### Task brief:
Each line of the data that includes the string "sumsum" is to be copied out.

### Records for the exercise:
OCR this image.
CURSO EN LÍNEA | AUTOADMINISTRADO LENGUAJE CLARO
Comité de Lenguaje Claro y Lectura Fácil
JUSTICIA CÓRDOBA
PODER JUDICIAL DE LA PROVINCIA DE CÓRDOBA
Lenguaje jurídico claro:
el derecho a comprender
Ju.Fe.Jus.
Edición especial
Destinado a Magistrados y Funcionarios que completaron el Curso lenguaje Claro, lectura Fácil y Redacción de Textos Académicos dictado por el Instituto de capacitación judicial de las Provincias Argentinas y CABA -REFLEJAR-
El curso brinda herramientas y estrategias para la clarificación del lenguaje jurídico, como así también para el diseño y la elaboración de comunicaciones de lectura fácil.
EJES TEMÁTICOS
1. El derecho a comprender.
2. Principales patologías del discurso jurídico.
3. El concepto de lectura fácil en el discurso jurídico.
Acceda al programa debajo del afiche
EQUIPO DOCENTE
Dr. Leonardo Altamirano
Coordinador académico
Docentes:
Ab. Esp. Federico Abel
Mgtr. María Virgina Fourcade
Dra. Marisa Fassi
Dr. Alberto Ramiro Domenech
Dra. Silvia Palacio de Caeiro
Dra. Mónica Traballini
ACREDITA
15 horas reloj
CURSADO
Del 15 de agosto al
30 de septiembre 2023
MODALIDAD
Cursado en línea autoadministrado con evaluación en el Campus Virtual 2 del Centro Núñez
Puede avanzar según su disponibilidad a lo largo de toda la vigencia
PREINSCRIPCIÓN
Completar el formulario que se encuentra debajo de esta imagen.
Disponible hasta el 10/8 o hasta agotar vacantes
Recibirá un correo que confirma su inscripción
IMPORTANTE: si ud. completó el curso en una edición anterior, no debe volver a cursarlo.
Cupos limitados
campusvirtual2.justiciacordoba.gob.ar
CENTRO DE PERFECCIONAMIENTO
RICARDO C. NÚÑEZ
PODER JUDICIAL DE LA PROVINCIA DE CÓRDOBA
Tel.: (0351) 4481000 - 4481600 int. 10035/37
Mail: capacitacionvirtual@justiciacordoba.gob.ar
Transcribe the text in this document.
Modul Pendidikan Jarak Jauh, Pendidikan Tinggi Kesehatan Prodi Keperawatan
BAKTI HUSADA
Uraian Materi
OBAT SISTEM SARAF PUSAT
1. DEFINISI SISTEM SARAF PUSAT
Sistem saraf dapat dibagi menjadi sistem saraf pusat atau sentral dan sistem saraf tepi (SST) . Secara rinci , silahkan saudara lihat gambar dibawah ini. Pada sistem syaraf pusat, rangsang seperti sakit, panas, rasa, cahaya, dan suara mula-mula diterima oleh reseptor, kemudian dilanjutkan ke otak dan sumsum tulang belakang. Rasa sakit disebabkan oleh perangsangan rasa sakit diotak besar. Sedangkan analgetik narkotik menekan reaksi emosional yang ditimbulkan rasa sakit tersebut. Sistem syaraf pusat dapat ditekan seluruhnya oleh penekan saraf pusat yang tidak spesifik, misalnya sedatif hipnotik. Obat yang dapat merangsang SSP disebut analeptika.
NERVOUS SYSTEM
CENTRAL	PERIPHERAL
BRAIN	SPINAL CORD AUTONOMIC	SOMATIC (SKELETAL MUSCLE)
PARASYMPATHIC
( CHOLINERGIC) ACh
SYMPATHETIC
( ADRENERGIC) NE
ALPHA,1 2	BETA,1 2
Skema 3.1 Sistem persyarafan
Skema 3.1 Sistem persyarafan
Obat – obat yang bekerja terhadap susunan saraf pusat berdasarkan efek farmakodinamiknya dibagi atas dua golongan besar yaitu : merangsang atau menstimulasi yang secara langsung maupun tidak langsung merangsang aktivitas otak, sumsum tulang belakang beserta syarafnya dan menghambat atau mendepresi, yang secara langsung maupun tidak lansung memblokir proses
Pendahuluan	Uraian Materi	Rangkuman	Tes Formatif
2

### Solution to this exercise:
Sistem saraf dapat dibagi menjadi sistem saraf pusat atau sentral dan sistem saraf tepi (SST) . Secara rinci , silahkan saudara lihat gambar dibawah ini. Pada sistem syaraf pusat, rangsang seperti sakit, panas, rasa, cahaya, dan suara mula-mula diterima oleh reseptor, kemudian dilanjutkan ke otak dan sumsum tulang belakang. Rasa sakit disebabkan oleh perangsangan rasa sakit diotak besar. Sedangkan analgetik narkotik menekan reaksi emosional yang ditimbulkan rasa sakit tersebut. Sistem syaraf pusat dapat ditekan seluruhnya oleh penekan saraf pusat yang tidak spesifik, misalnya sedatif hipnotik. Obat yang dapat merangsang SSP disebut analeptika.
Obat – obat yang bekerja terhadap susunan saraf pusat berdasarkan efek farmakodinamiknya dibagi atas dua golongan besar yaitu : merangsang atau menstimulasi yang secara langsung maupun tidak langsung merangsang aktivitas otak, sumsum tulang belakang beserta syarafnya dan menghambat atau mendepresi, yang secara langsung maupun tidak lansung memblokir proses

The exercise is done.